[Items from a figure collection]
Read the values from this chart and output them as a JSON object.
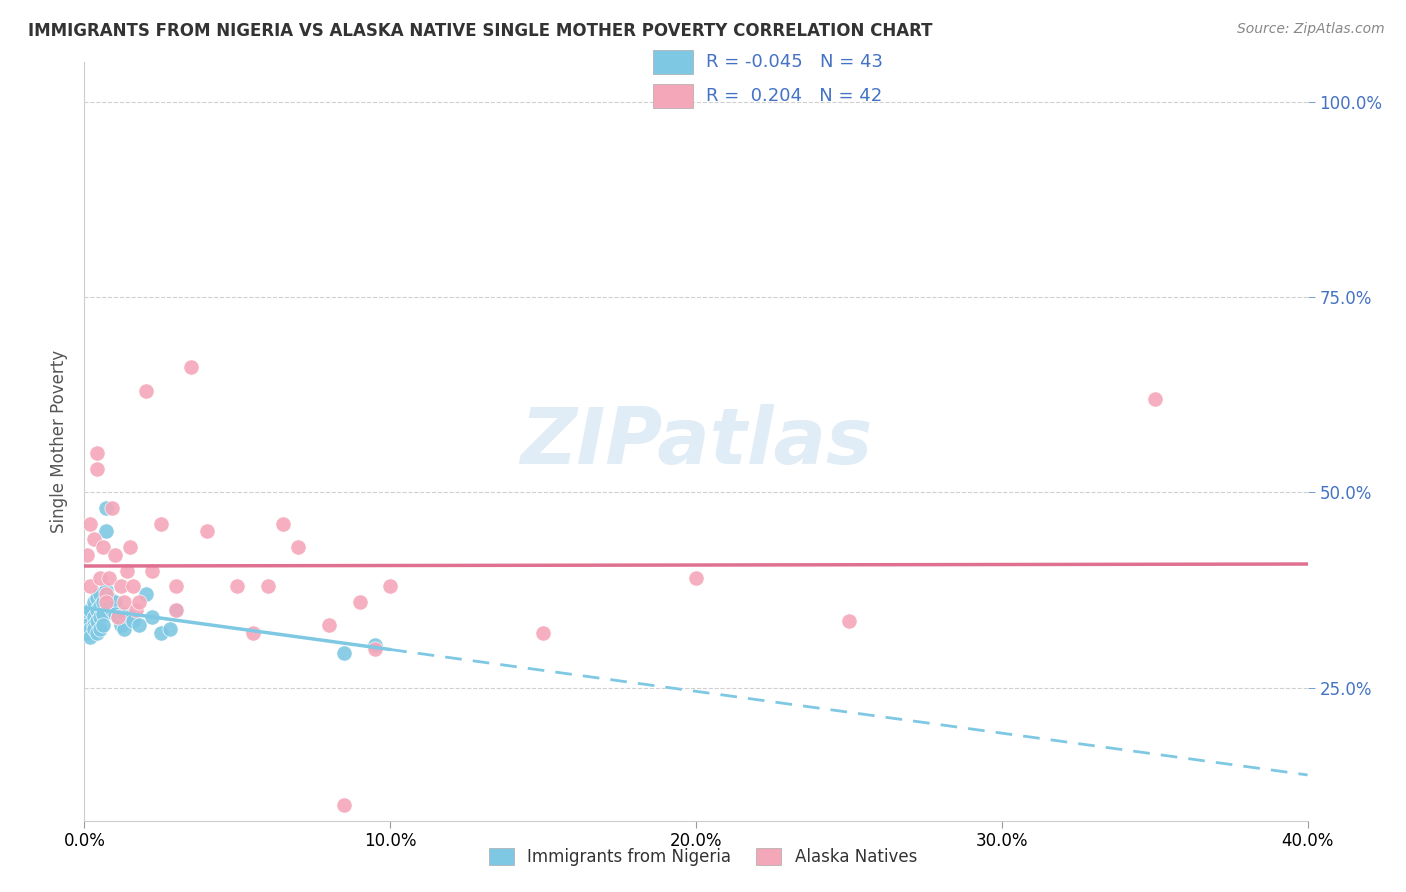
{
  "title": "IMMIGRANTS FROM NIGERIA VS ALASKA NATIVE SINGLE MOTHER POVERTY CORRELATION CHART",
  "source": "Source: ZipAtlas.com",
  "xlabel_blue": "Immigrants from Nigeria",
  "xlabel_pink": "Alaska Natives",
  "ylabel": "Single Mother Poverty",
  "xmin": 0.0,
  "xmax": 0.4,
  "ymin": 0.08,
  "ymax": 1.05,
  "right_yticks": [
    0.25,
    0.5,
    0.75,
    1.0
  ],
  "right_yticklabels": [
    "25.0%",
    "50.0%",
    "75.0%",
    "100.0%"
  ],
  "xticks": [
    0.0,
    0.1,
    0.2,
    0.3,
    0.4
  ],
  "xticklabels": [
    "0.0%",
    "10.0%",
    "20.0%",
    "30.0%",
    "40.0%"
  ],
  "legend_r_blue": "-0.045",
  "legend_n_blue": "43",
  "legend_r_pink": "0.204",
  "legend_n_pink": "42",
  "blue_color": "#7ec8e3",
  "pink_color": "#f4a7b9",
  "blue_trend_solid_end": 0.1,
  "blue_scatter": [
    [
      0.001,
      0.345
    ],
    [
      0.001,
      0.33
    ],
    [
      0.001,
      0.32
    ],
    [
      0.002,
      0.35
    ],
    [
      0.002,
      0.325
    ],
    [
      0.002,
      0.315
    ],
    [
      0.003,
      0.36
    ],
    [
      0.003,
      0.34
    ],
    [
      0.003,
      0.33
    ],
    [
      0.003,
      0.325
    ],
    [
      0.004,
      0.365
    ],
    [
      0.004,
      0.35
    ],
    [
      0.004,
      0.335
    ],
    [
      0.004,
      0.32
    ],
    [
      0.005,
      0.37
    ],
    [
      0.005,
      0.355
    ],
    [
      0.005,
      0.34
    ],
    [
      0.005,
      0.325
    ],
    [
      0.006,
      0.36
    ],
    [
      0.006,
      0.345
    ],
    [
      0.006,
      0.33
    ],
    [
      0.007,
      0.48
    ],
    [
      0.007,
      0.45
    ],
    [
      0.007,
      0.375
    ],
    [
      0.008,
      0.365
    ],
    [
      0.008,
      0.355
    ],
    [
      0.009,
      0.35
    ],
    [
      0.01,
      0.36
    ],
    [
      0.01,
      0.345
    ],
    [
      0.011,
      0.34
    ],
    [
      0.012,
      0.33
    ],
    [
      0.013,
      0.345
    ],
    [
      0.013,
      0.325
    ],
    [
      0.015,
      0.34
    ],
    [
      0.016,
      0.335
    ],
    [
      0.018,
      0.33
    ],
    [
      0.02,
      0.37
    ],
    [
      0.022,
      0.34
    ],
    [
      0.025,
      0.32
    ],
    [
      0.028,
      0.325
    ],
    [
      0.03,
      0.35
    ],
    [
      0.085,
      0.295
    ],
    [
      0.095,
      0.305
    ]
  ],
  "pink_scatter": [
    [
      0.001,
      0.42
    ],
    [
      0.002,
      0.46
    ],
    [
      0.002,
      0.38
    ],
    [
      0.003,
      0.44
    ],
    [
      0.004,
      0.55
    ],
    [
      0.004,
      0.53
    ],
    [
      0.005,
      0.39
    ],
    [
      0.006,
      0.43
    ],
    [
      0.007,
      0.37
    ],
    [
      0.007,
      0.36
    ],
    [
      0.008,
      0.39
    ],
    [
      0.009,
      0.48
    ],
    [
      0.01,
      0.42
    ],
    [
      0.011,
      0.34
    ],
    [
      0.012,
      0.38
    ],
    [
      0.013,
      0.36
    ],
    [
      0.014,
      0.4
    ],
    [
      0.015,
      0.43
    ],
    [
      0.016,
      0.38
    ],
    [
      0.017,
      0.35
    ],
    [
      0.018,
      0.36
    ],
    [
      0.02,
      0.63
    ],
    [
      0.022,
      0.4
    ],
    [
      0.025,
      0.46
    ],
    [
      0.03,
      0.38
    ],
    [
      0.03,
      0.35
    ],
    [
      0.035,
      0.66
    ],
    [
      0.04,
      0.45
    ],
    [
      0.05,
      0.38
    ],
    [
      0.055,
      0.32
    ],
    [
      0.06,
      0.38
    ],
    [
      0.065,
      0.46
    ],
    [
      0.07,
      0.43
    ],
    [
      0.08,
      0.33
    ],
    [
      0.09,
      0.36
    ],
    [
      0.095,
      0.3
    ],
    [
      0.1,
      0.38
    ],
    [
      0.15,
      0.32
    ],
    [
      0.2,
      0.39
    ],
    [
      0.25,
      0.335
    ],
    [
      0.35,
      0.62
    ],
    [
      0.085,
      0.1
    ]
  ],
  "watermark": "ZIPatlas",
  "background_color": "#ffffff",
  "grid_color": "#d0d0d0"
}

▶ Aim of the task
Retype the records exactly. Any image in them should not appear in what you write.

▶ Result for this task
Read the values from this chart and output them as a JSON object.
{
  "title": "IMMIGRANTS FROM NIGERIA VS ALASKA NATIVE SINGLE MOTHER POVERTY CORRELATION CHART",
  "source": "Source: ZipAtlas.com",
  "xlabel_blue": "Immigrants from Nigeria",
  "xlabel_pink": "Alaska Natives",
  "ylabel": "Single Mother Poverty",
  "xmin": 0.0,
  "xmax": 0.4,
  "ymin": 0.08,
  "ymax": 1.05,
  "right_yticks": [
    0.25,
    0.5,
    0.75,
    1.0
  ],
  "right_yticklabels": [
    "25.0%",
    "50.0%",
    "75.0%",
    "100.0%"
  ],
  "xticks": [
    0.0,
    0.1,
    0.2,
    0.3,
    0.4
  ],
  "xticklabels": [
    "0.0%",
    "10.0%",
    "20.0%",
    "30.0%",
    "40.0%"
  ],
  "legend_r_blue": "-0.045",
  "legend_n_blue": "43",
  "legend_r_pink": "0.204",
  "legend_n_pink": "42",
  "blue_color": "#7ec8e3",
  "pink_color": "#f4a7b9",
  "blue_trend_solid_end": 0.1,
  "blue_scatter": [
    [
      0.001,
      0.345
    ],
    [
      0.001,
      0.33
    ],
    [
      0.001,
      0.32
    ],
    [
      0.002,
      0.35
    ],
    [
      0.002,
      0.325
    ],
    [
      0.002,
      0.315
    ],
    [
      0.003,
      0.36
    ],
    [
      0.003,
      0.34
    ],
    [
      0.003,
      0.33
    ],
    [
      0.003,
      0.325
    ],
    [
      0.004,
      0.365
    ],
    [
      0.004,
      0.35
    ],
    [
      0.004,
      0.335
    ],
    [
      0.004,
      0.32
    ],
    [
      0.005,
      0.37
    ],
    [
      0.005,
      0.355
    ],
    [
      0.005,
      0.34
    ],
    [
      0.005,
      0.325
    ],
    [
      0.006,
      0.36
    ],
    [
      0.006,
      0.345
    ],
    [
      0.006,
      0.33
    ],
    [
      0.007,
      0.48
    ],
    [
      0.007,
      0.45
    ],
    [
      0.007,
      0.375
    ],
    [
      0.008,
      0.365
    ],
    [
      0.008,
      0.355
    ],
    [
      0.009,
      0.35
    ],
    [
      0.01,
      0.36
    ],
    [
      0.01,
      0.345
    ],
    [
      0.011,
      0.34
    ],
    [
      0.012,
      0.33
    ],
    [
      0.013,
      0.345
    ],
    [
      0.013,
      0.325
    ],
    [
      0.015,
      0.34
    ],
    [
      0.016,
      0.335
    ],
    [
      0.018,
      0.33
    ],
    [
      0.02,
      0.37
    ],
    [
      0.022,
      0.34
    ],
    [
      0.025,
      0.32
    ],
    [
      0.028,
      0.325
    ],
    [
      0.03,
      0.35
    ],
    [
      0.085,
      0.295
    ],
    [
      0.095,
      0.305
    ]
  ],
  "pink_scatter": [
    [
      0.001,
      0.42
    ],
    [
      0.002,
      0.46
    ],
    [
      0.002,
      0.38
    ],
    [
      0.003,
      0.44
    ],
    [
      0.004,
      0.55
    ],
    [
      0.004,
      0.53
    ],
    [
      0.005,
      0.39
    ],
    [
      0.006,
      0.43
    ],
    [
      0.007,
      0.37
    ],
    [
      0.007,
      0.36
    ],
    [
      0.008,
      0.39
    ],
    [
      0.009,
      0.48
    ],
    [
      0.01,
      0.42
    ],
    [
      0.011,
      0.34
    ],
    [
      0.012,
      0.38
    ],
    [
      0.013,
      0.36
    ],
    [
      0.014,
      0.4
    ],
    [
      0.015,
      0.43
    ],
    [
      0.016,
      0.38
    ],
    [
      0.017,
      0.35
    ],
    [
      0.018,
      0.36
    ],
    [
      0.02,
      0.63
    ],
    [
      0.022,
      0.4
    ],
    [
      0.025,
      0.46
    ],
    [
      0.03,
      0.38
    ],
    [
      0.03,
      0.35
    ],
    [
      0.035,
      0.66
    ],
    [
      0.04,
      0.45
    ],
    [
      0.05,
      0.38
    ],
    [
      0.055,
      0.32
    ],
    [
      0.06,
      0.38
    ],
    [
      0.065,
      0.46
    ],
    [
      0.07,
      0.43
    ],
    [
      0.08,
      0.33
    ],
    [
      0.09,
      0.36
    ],
    [
      0.095,
      0.3
    ],
    [
      0.1,
      0.38
    ],
    [
      0.15,
      0.32
    ],
    [
      0.2,
      0.39
    ],
    [
      0.25,
      0.335
    ],
    [
      0.35,
      0.62
    ],
    [
      0.085,
      0.1
    ]
  ],
  "watermark": "ZIPatlas",
  "background_color": "#ffffff",
  "grid_color": "#d0d0d0"
}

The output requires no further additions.